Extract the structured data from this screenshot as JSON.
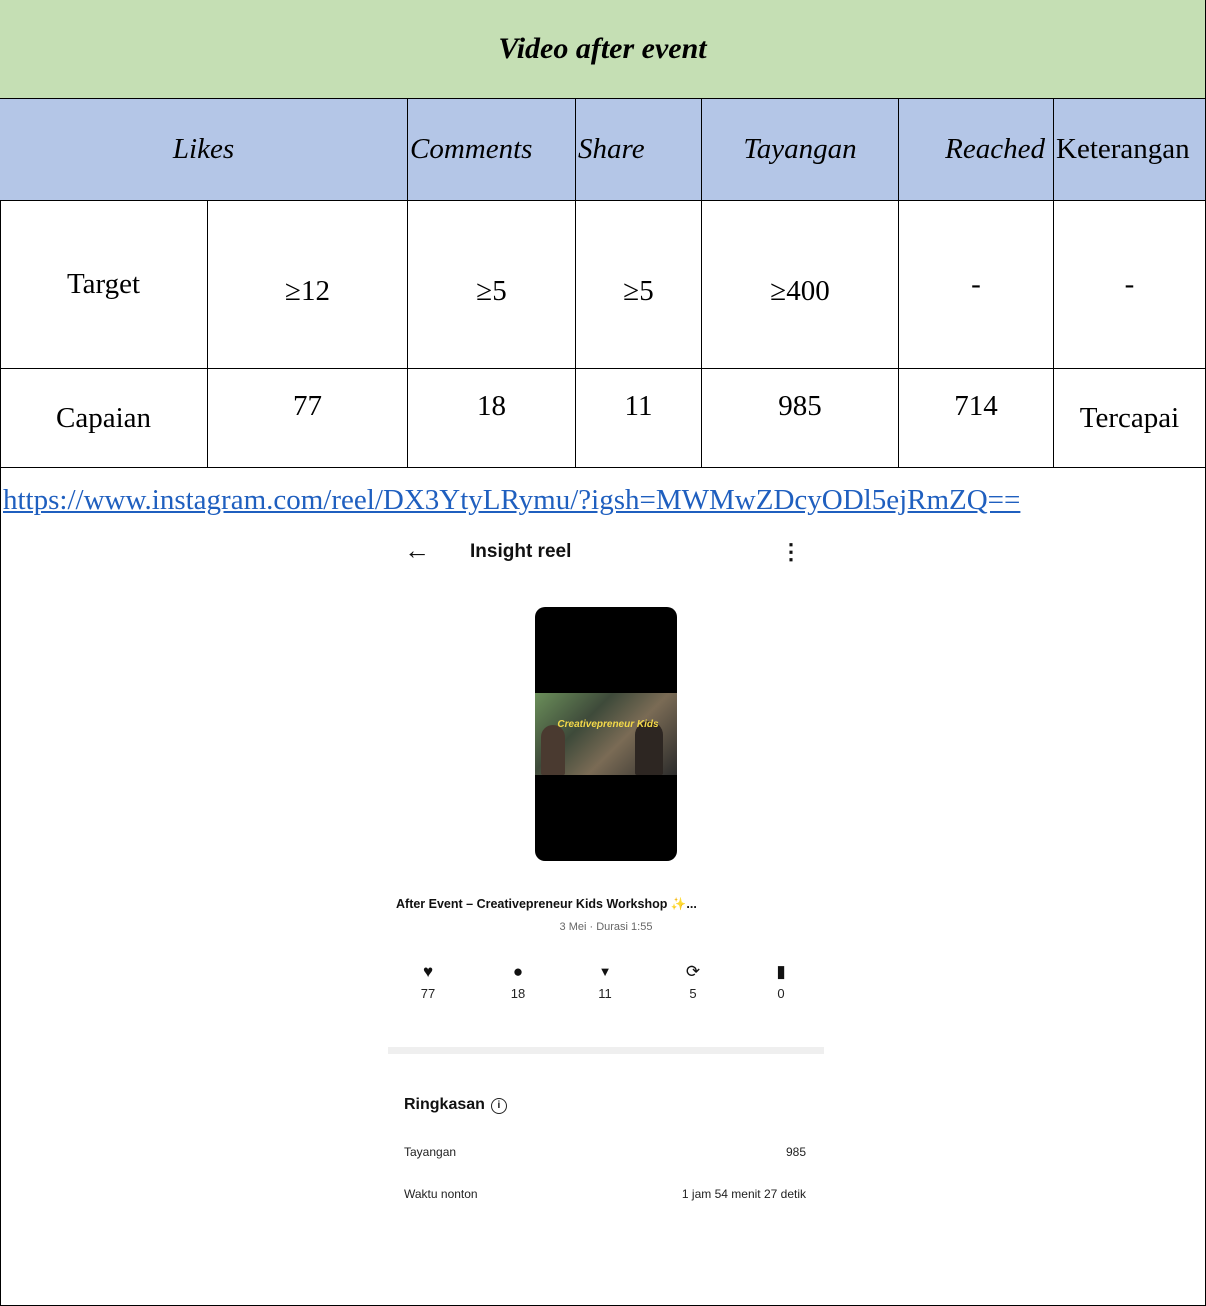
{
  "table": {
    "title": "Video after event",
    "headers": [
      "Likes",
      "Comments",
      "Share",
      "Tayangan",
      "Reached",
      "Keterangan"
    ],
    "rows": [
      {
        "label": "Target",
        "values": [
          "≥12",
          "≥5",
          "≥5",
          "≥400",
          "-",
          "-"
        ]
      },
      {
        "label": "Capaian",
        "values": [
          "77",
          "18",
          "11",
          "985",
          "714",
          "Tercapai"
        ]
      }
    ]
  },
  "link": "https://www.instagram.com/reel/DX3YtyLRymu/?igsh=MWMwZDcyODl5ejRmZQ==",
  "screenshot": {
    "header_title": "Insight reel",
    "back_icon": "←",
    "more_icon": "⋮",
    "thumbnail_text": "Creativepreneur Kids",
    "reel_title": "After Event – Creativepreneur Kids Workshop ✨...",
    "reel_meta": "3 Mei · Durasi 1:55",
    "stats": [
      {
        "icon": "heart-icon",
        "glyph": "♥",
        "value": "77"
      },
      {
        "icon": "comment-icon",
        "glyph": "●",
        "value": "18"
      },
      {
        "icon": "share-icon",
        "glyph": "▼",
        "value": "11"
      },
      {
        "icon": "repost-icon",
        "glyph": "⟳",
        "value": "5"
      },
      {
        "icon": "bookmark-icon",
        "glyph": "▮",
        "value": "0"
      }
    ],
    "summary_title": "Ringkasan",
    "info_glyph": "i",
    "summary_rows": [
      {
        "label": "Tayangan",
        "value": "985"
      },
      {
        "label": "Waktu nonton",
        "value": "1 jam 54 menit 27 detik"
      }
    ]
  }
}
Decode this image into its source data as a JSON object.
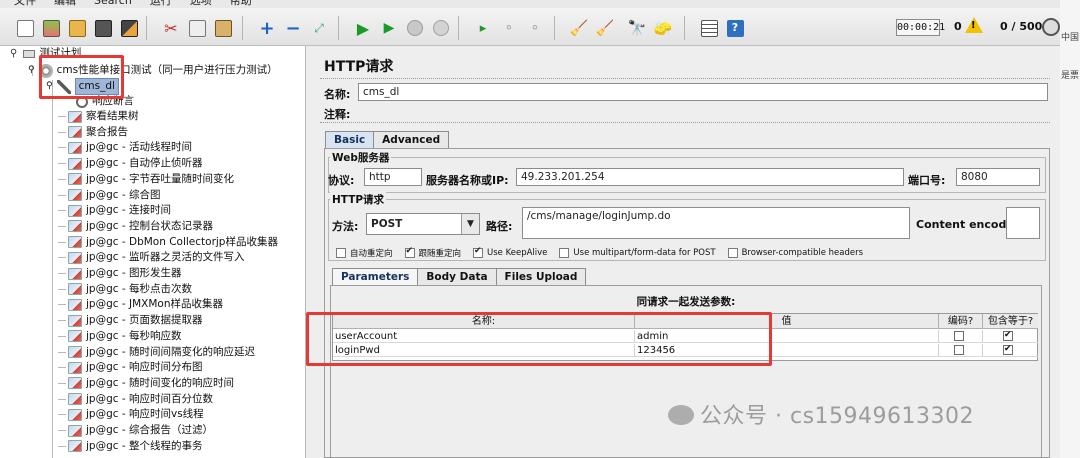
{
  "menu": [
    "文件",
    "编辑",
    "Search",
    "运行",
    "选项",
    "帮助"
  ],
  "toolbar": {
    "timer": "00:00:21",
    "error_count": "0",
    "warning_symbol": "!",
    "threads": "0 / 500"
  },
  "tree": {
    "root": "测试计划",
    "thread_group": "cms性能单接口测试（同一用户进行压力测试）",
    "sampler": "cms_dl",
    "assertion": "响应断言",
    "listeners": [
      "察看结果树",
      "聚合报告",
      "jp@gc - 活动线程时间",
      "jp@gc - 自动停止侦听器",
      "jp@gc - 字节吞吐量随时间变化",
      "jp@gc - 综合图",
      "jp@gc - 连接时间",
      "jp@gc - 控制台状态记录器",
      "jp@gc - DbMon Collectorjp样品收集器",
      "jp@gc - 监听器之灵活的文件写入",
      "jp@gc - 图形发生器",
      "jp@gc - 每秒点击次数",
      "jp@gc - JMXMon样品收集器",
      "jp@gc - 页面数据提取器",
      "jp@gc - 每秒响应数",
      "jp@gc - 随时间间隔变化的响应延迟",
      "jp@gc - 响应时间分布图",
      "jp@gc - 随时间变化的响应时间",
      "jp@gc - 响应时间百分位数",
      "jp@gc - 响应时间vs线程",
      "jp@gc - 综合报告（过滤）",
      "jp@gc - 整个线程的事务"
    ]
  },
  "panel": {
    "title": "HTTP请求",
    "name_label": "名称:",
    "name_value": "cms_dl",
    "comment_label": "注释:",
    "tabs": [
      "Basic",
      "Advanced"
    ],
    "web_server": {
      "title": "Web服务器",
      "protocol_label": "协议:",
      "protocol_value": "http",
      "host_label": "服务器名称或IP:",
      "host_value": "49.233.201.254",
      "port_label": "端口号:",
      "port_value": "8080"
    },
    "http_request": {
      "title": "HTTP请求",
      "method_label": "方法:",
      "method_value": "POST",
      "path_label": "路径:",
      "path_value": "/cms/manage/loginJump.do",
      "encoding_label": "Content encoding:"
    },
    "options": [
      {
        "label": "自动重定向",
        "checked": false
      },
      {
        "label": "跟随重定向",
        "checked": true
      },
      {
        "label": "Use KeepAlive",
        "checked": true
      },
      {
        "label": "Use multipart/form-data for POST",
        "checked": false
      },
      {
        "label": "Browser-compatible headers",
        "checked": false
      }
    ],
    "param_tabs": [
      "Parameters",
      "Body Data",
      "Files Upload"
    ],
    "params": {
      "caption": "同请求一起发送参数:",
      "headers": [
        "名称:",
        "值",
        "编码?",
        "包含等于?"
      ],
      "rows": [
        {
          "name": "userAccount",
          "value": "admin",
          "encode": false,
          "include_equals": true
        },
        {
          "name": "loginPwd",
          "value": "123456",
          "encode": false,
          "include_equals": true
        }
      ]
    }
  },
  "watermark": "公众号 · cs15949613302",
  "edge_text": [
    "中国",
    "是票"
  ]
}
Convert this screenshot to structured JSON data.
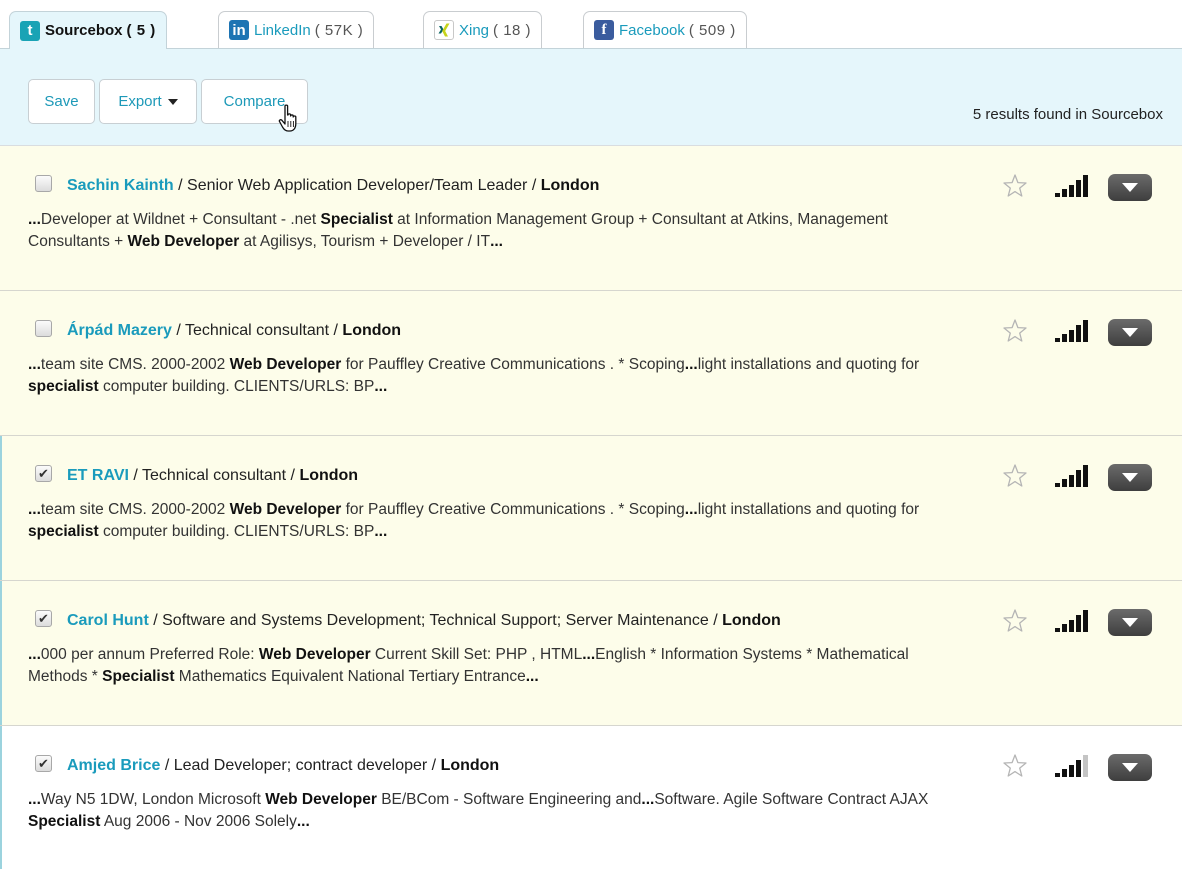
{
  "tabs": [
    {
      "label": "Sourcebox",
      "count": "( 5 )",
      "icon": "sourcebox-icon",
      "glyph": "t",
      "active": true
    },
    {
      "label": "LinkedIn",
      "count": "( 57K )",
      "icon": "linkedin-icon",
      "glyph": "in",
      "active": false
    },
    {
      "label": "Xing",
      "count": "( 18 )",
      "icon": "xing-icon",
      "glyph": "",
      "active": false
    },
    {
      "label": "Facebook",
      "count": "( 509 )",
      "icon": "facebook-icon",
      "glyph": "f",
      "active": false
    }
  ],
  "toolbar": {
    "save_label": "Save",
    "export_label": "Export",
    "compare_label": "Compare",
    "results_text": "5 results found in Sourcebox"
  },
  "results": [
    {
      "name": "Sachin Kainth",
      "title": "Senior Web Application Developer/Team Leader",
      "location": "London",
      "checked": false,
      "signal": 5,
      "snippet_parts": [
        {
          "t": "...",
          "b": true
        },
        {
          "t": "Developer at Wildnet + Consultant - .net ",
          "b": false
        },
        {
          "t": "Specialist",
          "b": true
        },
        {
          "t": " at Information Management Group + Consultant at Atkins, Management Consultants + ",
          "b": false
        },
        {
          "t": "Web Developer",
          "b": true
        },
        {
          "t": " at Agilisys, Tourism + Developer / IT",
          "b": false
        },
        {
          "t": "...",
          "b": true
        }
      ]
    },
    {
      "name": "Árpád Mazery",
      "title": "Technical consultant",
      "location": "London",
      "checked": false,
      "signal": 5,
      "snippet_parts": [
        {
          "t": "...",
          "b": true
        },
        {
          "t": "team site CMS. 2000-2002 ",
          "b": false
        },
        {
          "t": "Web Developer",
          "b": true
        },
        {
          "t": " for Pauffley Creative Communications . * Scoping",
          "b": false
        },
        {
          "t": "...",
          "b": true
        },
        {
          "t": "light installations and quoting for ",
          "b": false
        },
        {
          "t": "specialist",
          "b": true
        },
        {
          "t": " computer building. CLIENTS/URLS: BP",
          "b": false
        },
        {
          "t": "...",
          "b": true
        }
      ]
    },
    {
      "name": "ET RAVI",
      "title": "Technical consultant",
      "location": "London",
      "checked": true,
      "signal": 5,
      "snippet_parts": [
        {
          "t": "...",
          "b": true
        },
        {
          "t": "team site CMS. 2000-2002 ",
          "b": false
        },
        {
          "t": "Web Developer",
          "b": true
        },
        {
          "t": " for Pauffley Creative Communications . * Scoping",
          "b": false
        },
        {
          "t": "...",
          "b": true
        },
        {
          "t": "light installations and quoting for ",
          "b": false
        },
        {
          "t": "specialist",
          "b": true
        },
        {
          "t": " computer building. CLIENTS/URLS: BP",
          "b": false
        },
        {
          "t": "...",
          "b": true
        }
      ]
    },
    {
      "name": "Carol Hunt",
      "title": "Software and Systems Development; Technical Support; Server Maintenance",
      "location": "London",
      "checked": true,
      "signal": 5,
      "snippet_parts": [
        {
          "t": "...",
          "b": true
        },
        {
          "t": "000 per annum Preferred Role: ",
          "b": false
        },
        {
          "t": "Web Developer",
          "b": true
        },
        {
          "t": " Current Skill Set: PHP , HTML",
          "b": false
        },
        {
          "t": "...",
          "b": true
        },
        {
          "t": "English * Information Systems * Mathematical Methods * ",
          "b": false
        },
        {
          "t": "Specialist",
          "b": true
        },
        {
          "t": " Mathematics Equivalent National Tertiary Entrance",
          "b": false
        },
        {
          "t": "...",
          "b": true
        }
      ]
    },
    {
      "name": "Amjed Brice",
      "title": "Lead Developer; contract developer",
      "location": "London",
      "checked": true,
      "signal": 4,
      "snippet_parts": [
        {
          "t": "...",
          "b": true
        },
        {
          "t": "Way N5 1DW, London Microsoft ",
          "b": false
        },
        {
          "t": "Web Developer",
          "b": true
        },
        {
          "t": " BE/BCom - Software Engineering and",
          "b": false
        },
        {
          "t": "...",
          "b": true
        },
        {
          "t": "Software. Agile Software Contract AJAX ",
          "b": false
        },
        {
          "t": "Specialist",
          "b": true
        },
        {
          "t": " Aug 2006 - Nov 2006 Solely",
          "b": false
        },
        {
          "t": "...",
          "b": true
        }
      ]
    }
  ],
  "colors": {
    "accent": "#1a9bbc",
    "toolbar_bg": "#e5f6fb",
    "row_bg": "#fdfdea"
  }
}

To do:
Choose all lines containing the string "JSON" and copy them out.

Response to this exercise:
Extract the structured data from this screenshot as JSON.
Decode this image into its source data as a JSON object.
Convert this screenshot to structured JSON data.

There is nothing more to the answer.